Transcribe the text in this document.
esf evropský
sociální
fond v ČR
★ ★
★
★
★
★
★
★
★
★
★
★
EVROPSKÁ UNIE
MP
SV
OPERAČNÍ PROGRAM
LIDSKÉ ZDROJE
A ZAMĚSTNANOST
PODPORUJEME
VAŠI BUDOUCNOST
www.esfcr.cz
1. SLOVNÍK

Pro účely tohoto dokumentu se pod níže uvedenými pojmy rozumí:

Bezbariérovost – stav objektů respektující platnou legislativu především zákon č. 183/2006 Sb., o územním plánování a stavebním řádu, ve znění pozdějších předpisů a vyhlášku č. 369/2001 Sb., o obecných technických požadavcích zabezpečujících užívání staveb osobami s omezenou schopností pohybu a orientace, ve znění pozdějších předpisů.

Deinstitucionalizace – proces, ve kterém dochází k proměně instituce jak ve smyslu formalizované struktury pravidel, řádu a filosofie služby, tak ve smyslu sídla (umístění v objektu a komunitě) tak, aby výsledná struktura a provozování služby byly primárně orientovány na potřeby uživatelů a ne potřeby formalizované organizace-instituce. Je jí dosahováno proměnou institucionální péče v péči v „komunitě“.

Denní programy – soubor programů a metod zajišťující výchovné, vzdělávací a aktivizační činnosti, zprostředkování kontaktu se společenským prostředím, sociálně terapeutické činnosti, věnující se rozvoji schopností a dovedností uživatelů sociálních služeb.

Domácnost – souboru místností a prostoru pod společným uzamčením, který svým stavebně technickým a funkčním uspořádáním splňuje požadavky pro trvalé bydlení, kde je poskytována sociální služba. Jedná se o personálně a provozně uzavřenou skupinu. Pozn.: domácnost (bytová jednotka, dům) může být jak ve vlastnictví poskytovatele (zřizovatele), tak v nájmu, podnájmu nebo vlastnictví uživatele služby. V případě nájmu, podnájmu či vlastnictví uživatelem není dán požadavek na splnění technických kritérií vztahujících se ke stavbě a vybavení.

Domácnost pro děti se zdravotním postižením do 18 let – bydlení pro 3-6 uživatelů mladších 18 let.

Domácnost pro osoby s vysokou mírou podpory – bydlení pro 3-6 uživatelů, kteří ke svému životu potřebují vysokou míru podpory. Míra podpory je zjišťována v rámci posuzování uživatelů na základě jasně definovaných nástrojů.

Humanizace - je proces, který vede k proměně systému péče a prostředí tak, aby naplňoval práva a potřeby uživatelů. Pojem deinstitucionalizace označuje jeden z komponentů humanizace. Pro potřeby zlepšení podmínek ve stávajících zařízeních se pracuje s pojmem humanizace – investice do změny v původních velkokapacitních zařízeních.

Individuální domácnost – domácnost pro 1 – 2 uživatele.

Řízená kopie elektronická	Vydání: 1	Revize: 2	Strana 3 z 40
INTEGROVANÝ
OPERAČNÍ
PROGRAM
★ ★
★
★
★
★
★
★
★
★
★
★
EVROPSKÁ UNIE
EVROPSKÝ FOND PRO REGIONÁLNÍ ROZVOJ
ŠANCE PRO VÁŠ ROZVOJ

━━━━

Give the complete listing a second time, exactly as it reads.

Full output:
Transcribe the text in this document.
esf evropský
sociální
fond v ČR
★ ★
★
★
★
★
★
★
★
★
★
★
EVROPSKÁ UNIE
MP
SV
OPERAČNÍ PROGRAM
LIDSKÉ ZDROJE
A ZAMĚSTNANOST
PODPORUJEME
VAŠI BUDOUCNOST
www.esfcr.cz
1. SLOVNÍK

Pro účely tohoto dokumentu se pod níže uvedenými pojmy rozumí:

Bezbariérovost – stav objektů respektující platnou legislativu především zákon č. 183/2006 Sb., o územním plánování a stavebním řádu, ve znění pozdějších předpisů a vyhlášku č. 369/2001 Sb., o obecných technických požadavcích zabezpečujících užívání staveb osobami s omezenou schopností pohybu a orientace, ve znění pozdějších předpisů.

Deinstitucionalizace – proces, ve kterém dochází k proměně instituce jak ve smyslu formalizované struktury pravidel, řádu a filosofie služby, tak ve smyslu sídla (umístění v objektu a komunitě) tak, aby výsledná struktura a provozování služby byly primárně orientovány na potřeby uživatelů a ne potřeby formalizované organizace-instituce. Je jí dosahováno proměnou institucionální péče v péči v „komunitě“.

Denní programy – soubor programů a metod zajišťující výchovné, vzdělávací a aktivizační činnosti, zprostředkování kontaktu se společenským prostředím, sociálně terapeutické činnosti, věnující se rozvoji schopností a dovedností uživatelů sociálních služeb.

Domácnost – souboru místností a prostoru pod společným uzamčením, který svým stavebně technickým a funkčním uspořádáním splňuje požadavky pro trvalé bydlení, kde je poskytována sociální služba. Jedná se o personálně a provozně uzavřenou skupinu. Pozn.: domácnost (bytová jednotka, dům) může být jak ve vlastnictví poskytovatele (zřizovatele), tak v nájmu, podnájmu nebo vlastnictví uživatele služby. V případě nájmu, podnájmu či vlastnictví uživatelem není dán požadavek na splnění technických kritérií vztahujících se ke stavbě a vybavení.

Domácnost pro děti se zdravotním postižením do 18 let – bydlení pro 3-6 uživatelů mladších 18 let.

Domácnost pro osoby s vysokou mírou podpory – bydlení pro 3-6 uživatelů, kteří ke svému životu potřebují vysokou míru podpory. Míra podpory je zjišťována v rámci posuzování uživatelů na základě jasně definovaných nástrojů.

Humanizace - je proces, který vede k proměně systému péče a prostředí tak, aby naplňoval práva a potřeby uživatelů. Pojem deinstitucionalizace označuje jeden z komponentů humanizace. Pro potřeby zlepšení podmínek ve stávajících zařízeních se pracuje s pojmem humanizace – investice do změny v původních velkokapacitních zařízeních.

Individuální domácnost – domácnost pro 1 – 2 uživatele.

Řízená kopie elektronická	Vydání: 1	Revize: 2	Strana 3 z 40
INTEGROVANÝ
OPERAČNÍ
PROGRAM
★ ★
★
★
★
★
★
★
★
★
★
★
EVROPSKÁ UNIE
EVROPSKÝ FOND PRO REGIONÁLNÍ ROZVOJ
ŠANCE PRO VÁŠ ROZVOJ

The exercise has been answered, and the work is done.